- [What is expected]
Would you transcribe the listing that follows, character for character, and omit its images?

- [Supplied material]

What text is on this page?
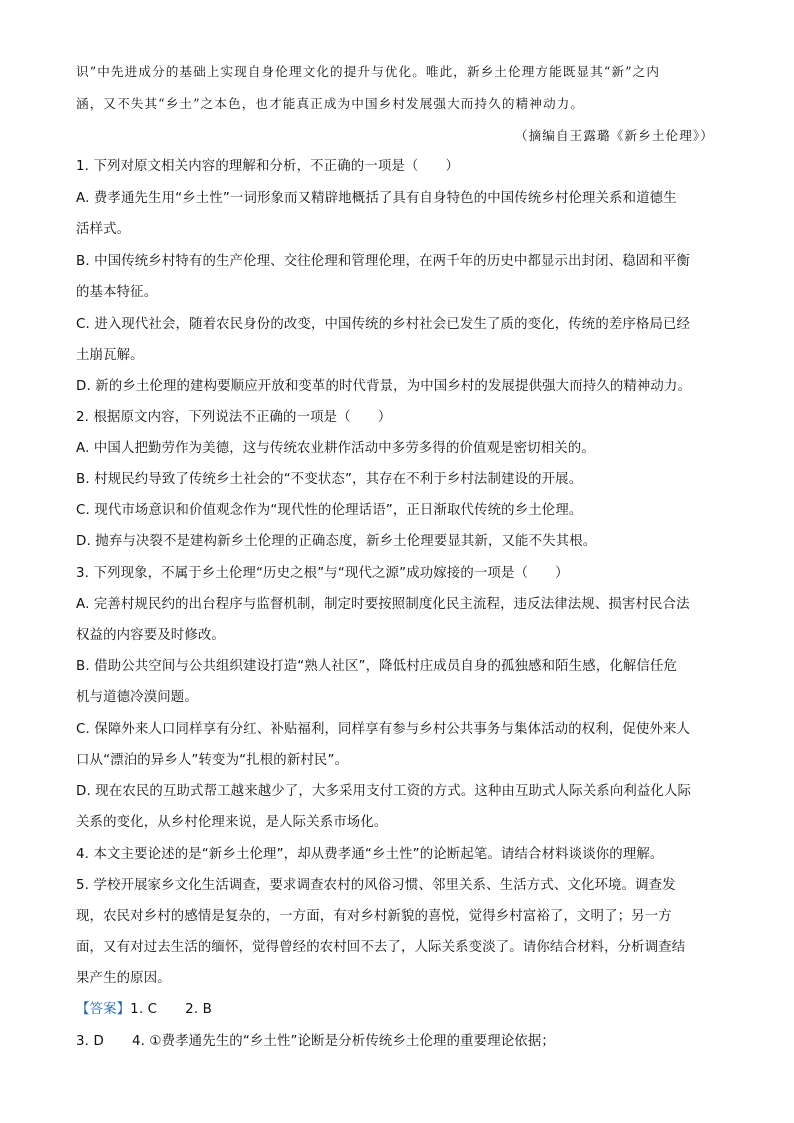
识”中先进成分的基础上实现自身伦理文化的提升与优化。唯此，新乡土伦理方能既显其“新”之内
涵，又不失其“乡土”之本色，也才能真正成为中国乡村发展强大而持久的精神动力。
（摘编自王露璐《新乡土伦理》）
1. 下列对原文相关内容的理解和分析，不正确的一项是（　　）
A. 费孝通先生用“乡土性”一词形象而又精辟地概括了具有自身特色的中国传统乡村伦理关系和道德生
活样式。
B. 中国传统乡村特有的生产伦理、交往伦理和管理伦理，在两千年的历史中都显示出封闭、稳固和平衡
的基本特征。
C. 进入现代社会，随着农民身份的改变，中国传统的乡村社会已发生了质的变化，传统的差序格局已经
土崩瓦解。
D. 新的乡土伦理的建构要顺应开放和变革的时代背景，为中国乡村的发展提供强大而持久的精神动力。
2. 根据原文内容，下列说法不正确的一项是（　　）
A. 中国人把勤劳作为美德，这与传统农业耕作活动中多劳多得的价值观是密切相关的。
B. 村规民约导致了传统乡土社会的“不变状态”，其存在不利于乡村法制建设的开展。
C. 现代市场意识和价值观念作为“现代性的伦理话语”，正日渐取代传统的乡土伦理。
D. 抛弃与决裂不是建构新乡土伦理的正确态度，新乡土伦理要显其新，又能不失其根。
3. 下列现象，不属于乡土伦理“历史之根”与“现代之源”成功嫁接的一项是（　　）
A. 完善村规民约的出台程序与监督机制，制定时要按照制度化民主流程，违反法律法规、损害村民合法
权益的内容要及时修改。
B. 借助公共空间与公共组织建设打造“熟人社区”，降低村庄成员自身的孤独感和陌生感，化解信任危
机与道德冷漠问题。
C. 保障外来人口同样享有分红、补贴福利，同样享有参与乡村公共事务与集体活动的权利，促使外来人
口从“漂泊的异乡人”转变为“扎根的新村民”。
D. 现在农民的互助式帮工越来越少了，大多采用支付工资的方式。这种由互助式人际关系向利益化人际
关系的变化，从乡村伦理来说，是人际关系市场化。
4. 本文主要论述的是“新乡土伦理”，却从费孝通“乡土性”的论断起笔。请结合材料谈谈你的理解。
5. 学校开展家乡文化生活调查，要求调查农村的风俗习惯、邻里关系、生活方式、文化环境。调查发
现，农民对乡村的感情是复杂的，一方面，有对乡村新貌的喜悦，觉得乡村富裕了，文明了；另一方
面，又有对过去生活的缅怀，觉得曾经的农村回不去了，人际关系变淡了。请你结合材料，分析调查结
果产生的原因。
【答案】1. C 2. B
3. D 4. ①费孝通先生的“乡土性”论断是分析传统乡土伦理的重要理论依据；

- [Exercise solution]
What text is on this page?
识”中先进成分的基础上实现自身伦理文化的提升与优化。唯此，新乡土伦理方能既显其“新”之内
涵，又不失其“乡土”之本色，也才能真正成为中国乡村发展强大而持久的精神动力。
（摘编自王露璐《新乡土伦理》）
1. 下列对原文相关内容的理解和分析，不正确的一项是（　　）
A. 费孝通先生用“乡土性”一词形象而又精辟地概括了具有自身特色的中国传统乡村伦理关系和道德生
活样式。
B. 中国传统乡村特有的生产伦理、交往伦理和管理伦理，在两千年的历史中都显示出封闭、稳固和平衡
的基本特征。
C. 进入现代社会，随着农民身份的改变，中国传统的乡村社会已发生了质的变化，传统的差序格局已经
土崩瓦解。
D. 新的乡土伦理的建构要顺应开放和变革的时代背景，为中国乡村的发展提供强大而持久的精神动力。
2. 根据原文内容，下列说法不正确的一项是（　　）
A. 中国人把勤劳作为美德，这与传统农业耕作活动中多劳多得的价值观是密切相关的。
B. 村规民约导致了传统乡土社会的“不变状态”，其存在不利于乡村法制建设的开展。
C. 现代市场意识和价值观念作为“现代性的伦理话语”，正日渐取代传统的乡土伦理。
D. 抛弃与决裂不是建构新乡土伦理的正确态度，新乡土伦理要显其新，又能不失其根。
3. 下列现象，不属于乡土伦理“历史之根”与“现代之源”成功嫁接的一项是（　　）
A. 完善村规民约的出台程序与监督机制，制定时要按照制度化民主流程，违反法律法规、损害村民合法
权益的内容要及时修改。
B. 借助公共空间与公共组织建设打造“熟人社区”，降低村庄成员自身的孤独感和陌生感，化解信任危
机与道德冷漠问题。
C. 保障外来人口同样享有分红、补贴福利，同样享有参与乡村公共事务与集体活动的权利，促使外来人
口从“漂泊的异乡人”转变为“扎根的新村民”。
D. 现在农民的互助式帮工越来越少了，大多采用支付工资的方式。这种由互助式人际关系向利益化人际
关系的变化，从乡村伦理来说，是人际关系市场化。
4. 本文主要论述的是“新乡土伦理”，却从费孝通“乡土性”的论断起笔。请结合材料谈谈你的理解。
5. 学校开展家乡文化生活调查，要求调查农村的风俗习惯、邻里关系、生活方式、文化环境。调查发
现，农民对乡村的感情是复杂的，一方面，有对乡村新貌的喜悦，觉得乡村富裕了，文明了；另一方
面，又有对过去生活的缅怀，觉得曾经的农村回不去了，人际关系变淡了。请你结合材料，分析调查结
果产生的原因。
【答案】1. C 2. B
3. D 4. ①费孝通先生的“乡土性”论断是分析传统乡土伦理的重要理论依据；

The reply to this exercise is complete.